> Excerpt:

### 2.1 A first look at a neural network

The problem we are trying to solve here is to classify gray-scale images of handwritten digits (28x28) pixels into their 10 categories (0 through 9). We will use MNIST dataset. It has a set of 60,000 training images, plus 10,000 test images assembled by the National Institute of Standards and Technology.

- Data-points are called samples (Images in this case)
- The class associated with a specific sample is called a label (0 through 9)

#### Listing 2.1 Loading the MNIST dataset in Keras

In [1]:
from tensorflow.keras.datasets import mnist
(train_images, train_labels), (test_images, test_labels) = mnist.load_data()

`train_images` and `train_labels` form the *training set*, the data that the model will learn from, The model will then be tested on the *test set*, `test_images` and `test_labels`.

The images are encoded as Numpy arrays, and the labels are an array of digits, ranging from 0 to 9. The images and labels have a one-to-one correspondence.

In [2]:
# Let's look at the training data

print(f"Shape of train_images: {train_images.shape}")
print(f"Length of train_labels: {len(train_labels)}")
train_labels

Shape of train_images: (60000, 28, 28)
Length of train_labels: 60000


array([5, 0, 4, ..., 5, 6, 8], dtype=uint8)

In [3]:
# Let's look at the test data

print(f"Shape of test_images: {test_images.shape}")
print(f"Length of test_labels: {len(test_labels)}")
test_labels

Shape of test_images: (10000, 28, 28)
Length of test_labels: 10000


array([7, 2, 1, ..., 4, 5, 6], dtype=uint8)

The work flow will be as follows: First, we'll feed the neural network the training data, `train_images` and `train_labels`. The network will then learn to associate images and labels. Finally, we'll ask the network to produce predictions for `test_images`, and we'll verify whether these predictions match the labels from `test_labels`.

#### Listing 2.2 The network architecture

In [4]:
from tensorflow.keras import models, layers

In [5]:
network = models.Sequential()
network.add(layers.Dense(512, activation='relu', input_shape=(28 * 28,)))
network.add(layers.Dense(10, activation='softmax'))
network.summary()

Model: "sequential"
_________________________________________________________________
Layer (type)                 Output Shape              Param #   
dense (Dense)                (None, 512)               401920    
_________________________________________________________________
dense_1 (Dense)              (None, 10)                5130      
Total params: 407,050
Trainable params: 407,050
Non-trainable params: 0
_________________________________________________________________


The core building block of neural networks is the *layer*, a data-processing module that you can think of as a filter for data. Some data goes in, and it comes out in a more useful form. Specifically, layers extract *representations* out of the data fed into them. Most of deep learning consists of chaining together simple layers that will implement a form of progressive *data distillation*.

> Data extract:
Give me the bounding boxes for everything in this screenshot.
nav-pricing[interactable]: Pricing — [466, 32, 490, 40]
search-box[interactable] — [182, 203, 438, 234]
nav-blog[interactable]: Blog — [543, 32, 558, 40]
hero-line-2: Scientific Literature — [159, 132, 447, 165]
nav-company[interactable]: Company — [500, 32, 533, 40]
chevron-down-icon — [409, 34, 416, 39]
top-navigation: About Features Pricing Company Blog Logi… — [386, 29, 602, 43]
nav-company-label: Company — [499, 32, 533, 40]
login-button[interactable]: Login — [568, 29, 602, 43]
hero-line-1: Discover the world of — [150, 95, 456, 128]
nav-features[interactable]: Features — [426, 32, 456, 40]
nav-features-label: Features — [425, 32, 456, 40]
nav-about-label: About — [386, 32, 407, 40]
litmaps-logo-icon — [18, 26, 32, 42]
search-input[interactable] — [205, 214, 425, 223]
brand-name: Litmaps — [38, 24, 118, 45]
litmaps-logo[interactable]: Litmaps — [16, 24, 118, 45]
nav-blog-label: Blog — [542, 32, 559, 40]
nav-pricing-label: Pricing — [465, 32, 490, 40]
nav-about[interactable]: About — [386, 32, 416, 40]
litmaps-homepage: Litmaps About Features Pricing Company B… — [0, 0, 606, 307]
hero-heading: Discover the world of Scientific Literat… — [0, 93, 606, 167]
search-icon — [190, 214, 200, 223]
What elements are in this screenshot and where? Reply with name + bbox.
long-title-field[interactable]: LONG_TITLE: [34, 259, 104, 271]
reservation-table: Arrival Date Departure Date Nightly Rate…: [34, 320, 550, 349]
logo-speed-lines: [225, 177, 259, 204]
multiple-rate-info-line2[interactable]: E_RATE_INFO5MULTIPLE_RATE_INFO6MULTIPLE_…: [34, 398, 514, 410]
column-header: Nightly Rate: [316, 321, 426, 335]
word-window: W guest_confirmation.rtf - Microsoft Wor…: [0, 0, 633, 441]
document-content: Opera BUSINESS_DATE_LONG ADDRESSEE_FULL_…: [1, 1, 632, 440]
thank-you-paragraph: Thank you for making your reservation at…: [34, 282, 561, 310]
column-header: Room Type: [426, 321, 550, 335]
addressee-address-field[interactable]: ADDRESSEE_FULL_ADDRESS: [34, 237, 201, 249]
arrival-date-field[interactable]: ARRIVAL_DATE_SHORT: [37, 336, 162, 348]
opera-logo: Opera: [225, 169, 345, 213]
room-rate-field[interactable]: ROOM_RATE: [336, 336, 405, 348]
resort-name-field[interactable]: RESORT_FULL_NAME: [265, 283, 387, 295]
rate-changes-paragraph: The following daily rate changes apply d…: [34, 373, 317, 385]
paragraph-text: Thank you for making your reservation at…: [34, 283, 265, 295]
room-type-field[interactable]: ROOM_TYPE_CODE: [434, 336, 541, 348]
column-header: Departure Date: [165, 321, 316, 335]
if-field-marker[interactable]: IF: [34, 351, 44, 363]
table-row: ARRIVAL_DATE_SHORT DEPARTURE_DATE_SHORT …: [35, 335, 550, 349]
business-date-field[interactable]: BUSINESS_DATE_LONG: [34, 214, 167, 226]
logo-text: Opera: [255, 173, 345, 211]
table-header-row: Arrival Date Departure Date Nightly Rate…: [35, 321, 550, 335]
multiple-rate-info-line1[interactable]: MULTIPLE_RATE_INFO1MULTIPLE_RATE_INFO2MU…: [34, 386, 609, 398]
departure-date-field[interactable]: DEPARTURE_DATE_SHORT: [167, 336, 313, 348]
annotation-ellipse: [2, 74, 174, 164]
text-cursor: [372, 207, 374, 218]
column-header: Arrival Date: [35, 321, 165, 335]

> Set exercise: Please put this sentence from the MNIST excerpt into Spanish: "Some data goes in, and it comes out in a more useful form."

> Result of this task: Entran algunos datos y salen en una forma más útil.